**Extracted data:**
--- --- ---
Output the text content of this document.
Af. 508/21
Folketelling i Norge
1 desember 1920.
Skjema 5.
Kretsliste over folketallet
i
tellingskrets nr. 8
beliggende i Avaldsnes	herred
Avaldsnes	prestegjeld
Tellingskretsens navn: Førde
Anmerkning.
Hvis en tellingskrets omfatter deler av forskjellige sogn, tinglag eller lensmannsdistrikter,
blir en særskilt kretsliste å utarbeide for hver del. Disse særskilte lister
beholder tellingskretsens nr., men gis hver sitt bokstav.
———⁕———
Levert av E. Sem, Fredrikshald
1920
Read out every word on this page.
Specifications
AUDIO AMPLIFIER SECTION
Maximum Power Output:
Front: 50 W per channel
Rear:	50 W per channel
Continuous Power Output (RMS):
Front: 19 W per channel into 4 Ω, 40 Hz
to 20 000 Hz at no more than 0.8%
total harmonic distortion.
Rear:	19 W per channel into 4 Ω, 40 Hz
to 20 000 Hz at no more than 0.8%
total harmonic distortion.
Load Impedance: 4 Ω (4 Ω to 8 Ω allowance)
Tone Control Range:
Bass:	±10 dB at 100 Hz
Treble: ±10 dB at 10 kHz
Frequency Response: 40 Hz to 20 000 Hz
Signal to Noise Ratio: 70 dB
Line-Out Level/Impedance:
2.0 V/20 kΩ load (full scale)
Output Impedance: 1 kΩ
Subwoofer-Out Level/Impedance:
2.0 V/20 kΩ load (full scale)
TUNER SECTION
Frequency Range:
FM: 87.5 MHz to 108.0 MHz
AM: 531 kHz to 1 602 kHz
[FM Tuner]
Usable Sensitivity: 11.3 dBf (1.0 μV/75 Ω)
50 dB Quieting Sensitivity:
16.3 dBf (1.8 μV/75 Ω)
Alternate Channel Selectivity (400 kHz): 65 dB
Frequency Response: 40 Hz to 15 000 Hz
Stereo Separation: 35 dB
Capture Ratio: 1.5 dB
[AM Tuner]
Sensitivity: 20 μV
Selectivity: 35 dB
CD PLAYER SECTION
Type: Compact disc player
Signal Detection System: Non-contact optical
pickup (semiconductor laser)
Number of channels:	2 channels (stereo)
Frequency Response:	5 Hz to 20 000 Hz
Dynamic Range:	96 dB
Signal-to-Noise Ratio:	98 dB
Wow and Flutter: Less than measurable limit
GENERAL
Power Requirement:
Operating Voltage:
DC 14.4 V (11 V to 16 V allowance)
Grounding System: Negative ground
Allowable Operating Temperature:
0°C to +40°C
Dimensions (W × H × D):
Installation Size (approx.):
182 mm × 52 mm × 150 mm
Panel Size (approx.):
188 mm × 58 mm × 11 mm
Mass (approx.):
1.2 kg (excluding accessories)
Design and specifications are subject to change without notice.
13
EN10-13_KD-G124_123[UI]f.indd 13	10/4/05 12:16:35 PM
--- --- ---
**The exercise:** Write out the material from the first line to the last, exactly.

**Exercise answer:**
Output the text content of this document.
Af. 508/21
Folketelling i Norge
1 desember 1920.
Skjema 5.
Kretsliste over folketallet
i
tellingskrets nr. 8
beliggende i Avaldsnes	herred
Avaldsnes	prestegjeld
Tellingskretsens navn: Førde
Anmerkning.
Hvis en tellingskrets omfatter deler av forskjellige sogn, tinglag eller lensmannsdistrikter,
blir en særskilt kretsliste å utarbeide for hver del. Disse særskilte lister
beholder tellingskretsens nr., men gis hver sitt bokstav.
———⁕———
Levert av E. Sem, Fredrikshald
1920
Read out every word on this page.
Specifications
AUDIO AMPLIFIER SECTION
Maximum Power Output:
Front: 50 W per channel
Rear:	50 W per channel
Continuous Power Output (RMS):
Front: 19 W per channel into 4 Ω, 40 Hz
to 20 000 Hz at no more than 0.8%
total harmonic distortion.
Rear:	19 W per channel into 4 Ω, 40 Hz
to 20 000 Hz at no more than 0.8%
total harmonic distortion.
Load Impedance: 4 Ω (4 Ω to 8 Ω allowance)
Tone Control Range:
Bass:	±10 dB at 100 Hz
Treble: ±10 dB at 10 kHz
Frequency Response: 40 Hz to 20 000 Hz
Signal to Noise Ratio: 70 dB
Line-Out Level/Impedance:
2.0 V/20 kΩ load (full scale)
Output Impedance: 1 kΩ
Subwoofer-Out Level/Impedance:
2.0 V/20 kΩ load (full scale)
TUNER SECTION
Frequency Range:
FM: 87.5 MHz to 108.0 MHz
AM: 531 kHz to 1 602 kHz
[FM Tuner]
Usable Sensitivity: 11.3 dBf (1.0 μV/75 Ω)
50 dB Quieting Sensitivity:
16.3 dBf (1.8 μV/75 Ω)
Alternate Channel Selectivity (400 kHz): 65 dB
Frequency Response: 40 Hz to 15 000 Hz
Stereo Separation: 35 dB
Capture Ratio: 1.5 dB
[AM Tuner]
Sensitivity: 20 μV
Selectivity: 35 dB
CD PLAYER SECTION
Type: Compact disc player
Signal Detection System: Non-contact optical
pickup (semiconductor laser)
Number of channels:	2 channels (stereo)
Frequency Response:	5 Hz to 20 000 Hz
Dynamic Range:	96 dB
Signal-to-Noise Ratio:	98 dB
Wow and Flutter: Less than measurable limit
GENERAL
Power Requirement:
Operating Voltage:
DC 14.4 V (11 V to 16 V allowance)
Grounding System: Negative ground
Allowable Operating Temperature:
0°C to +40°C
Dimensions (W × H × D):
Installation Size (approx.):
182 mm × 52 mm × 150 mm
Panel Size (approx.):
188 mm × 58 mm × 11 mm
Mass (approx.):
1.2 kg (excluding accessories)
Design and specifications are subject to change without notice.
13
EN10-13_KD-G124_123[UI]f.indd 13	10/4/05 12:16:35 PM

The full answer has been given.